■ TASK TO CARRY OUT: Match the word "circle". Return each line of the data below where it appears.

PROVIDED DATA Block Start

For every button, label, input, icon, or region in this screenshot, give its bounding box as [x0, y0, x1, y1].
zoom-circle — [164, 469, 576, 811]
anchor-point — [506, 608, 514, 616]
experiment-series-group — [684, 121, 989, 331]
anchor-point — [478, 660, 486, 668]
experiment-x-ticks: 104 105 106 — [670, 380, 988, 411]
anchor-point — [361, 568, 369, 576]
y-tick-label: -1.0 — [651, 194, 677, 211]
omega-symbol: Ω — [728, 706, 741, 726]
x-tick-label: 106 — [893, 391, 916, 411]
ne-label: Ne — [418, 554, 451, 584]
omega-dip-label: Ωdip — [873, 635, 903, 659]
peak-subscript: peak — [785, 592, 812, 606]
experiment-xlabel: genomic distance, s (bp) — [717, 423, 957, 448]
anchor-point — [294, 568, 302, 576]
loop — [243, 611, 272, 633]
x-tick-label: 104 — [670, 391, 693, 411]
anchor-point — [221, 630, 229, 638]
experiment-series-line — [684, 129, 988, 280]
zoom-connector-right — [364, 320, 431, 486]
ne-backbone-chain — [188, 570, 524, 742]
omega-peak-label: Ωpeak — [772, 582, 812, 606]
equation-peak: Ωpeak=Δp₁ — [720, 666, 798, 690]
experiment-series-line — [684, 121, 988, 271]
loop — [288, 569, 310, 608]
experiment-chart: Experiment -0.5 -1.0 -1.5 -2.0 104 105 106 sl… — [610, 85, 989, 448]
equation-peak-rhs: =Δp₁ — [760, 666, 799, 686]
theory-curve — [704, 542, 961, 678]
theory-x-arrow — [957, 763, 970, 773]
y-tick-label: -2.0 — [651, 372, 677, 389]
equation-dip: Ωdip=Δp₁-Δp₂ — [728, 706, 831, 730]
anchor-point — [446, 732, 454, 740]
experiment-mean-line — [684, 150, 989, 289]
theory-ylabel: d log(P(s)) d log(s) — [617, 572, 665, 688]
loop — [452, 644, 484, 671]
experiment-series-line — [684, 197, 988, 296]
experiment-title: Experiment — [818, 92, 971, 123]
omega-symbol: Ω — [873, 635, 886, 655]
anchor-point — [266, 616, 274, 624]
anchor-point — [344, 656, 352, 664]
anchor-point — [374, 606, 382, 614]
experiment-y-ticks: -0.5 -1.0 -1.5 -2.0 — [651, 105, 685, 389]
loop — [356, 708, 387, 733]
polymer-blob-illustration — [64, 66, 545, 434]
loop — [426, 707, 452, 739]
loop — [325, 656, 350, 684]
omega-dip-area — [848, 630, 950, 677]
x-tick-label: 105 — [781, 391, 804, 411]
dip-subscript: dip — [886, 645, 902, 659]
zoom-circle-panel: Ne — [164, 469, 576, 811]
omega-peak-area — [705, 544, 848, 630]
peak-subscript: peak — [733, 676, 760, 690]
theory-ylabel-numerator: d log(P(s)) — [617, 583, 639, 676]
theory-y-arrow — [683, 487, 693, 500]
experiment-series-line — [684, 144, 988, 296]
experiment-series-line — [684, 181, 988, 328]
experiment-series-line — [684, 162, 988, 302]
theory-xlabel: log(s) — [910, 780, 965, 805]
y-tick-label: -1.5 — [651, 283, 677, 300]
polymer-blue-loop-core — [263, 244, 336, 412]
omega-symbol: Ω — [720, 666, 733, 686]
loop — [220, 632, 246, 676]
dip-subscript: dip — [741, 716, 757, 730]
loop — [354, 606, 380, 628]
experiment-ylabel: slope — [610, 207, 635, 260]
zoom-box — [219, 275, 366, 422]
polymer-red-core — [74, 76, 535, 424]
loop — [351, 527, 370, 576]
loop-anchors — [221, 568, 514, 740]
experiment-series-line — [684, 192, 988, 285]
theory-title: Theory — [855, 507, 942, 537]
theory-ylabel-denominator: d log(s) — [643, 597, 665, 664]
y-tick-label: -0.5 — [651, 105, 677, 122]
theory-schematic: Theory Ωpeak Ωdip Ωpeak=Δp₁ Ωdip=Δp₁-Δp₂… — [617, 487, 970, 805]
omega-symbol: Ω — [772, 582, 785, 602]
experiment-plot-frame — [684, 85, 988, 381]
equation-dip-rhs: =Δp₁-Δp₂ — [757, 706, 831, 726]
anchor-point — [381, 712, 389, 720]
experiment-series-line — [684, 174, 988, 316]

PROVIDED DATA Block End

■ SOLUTION BELOW:
zoom-circle — [164, 469, 576, 811]
zoom-circle-panel: Ne — [164, 469, 576, 811]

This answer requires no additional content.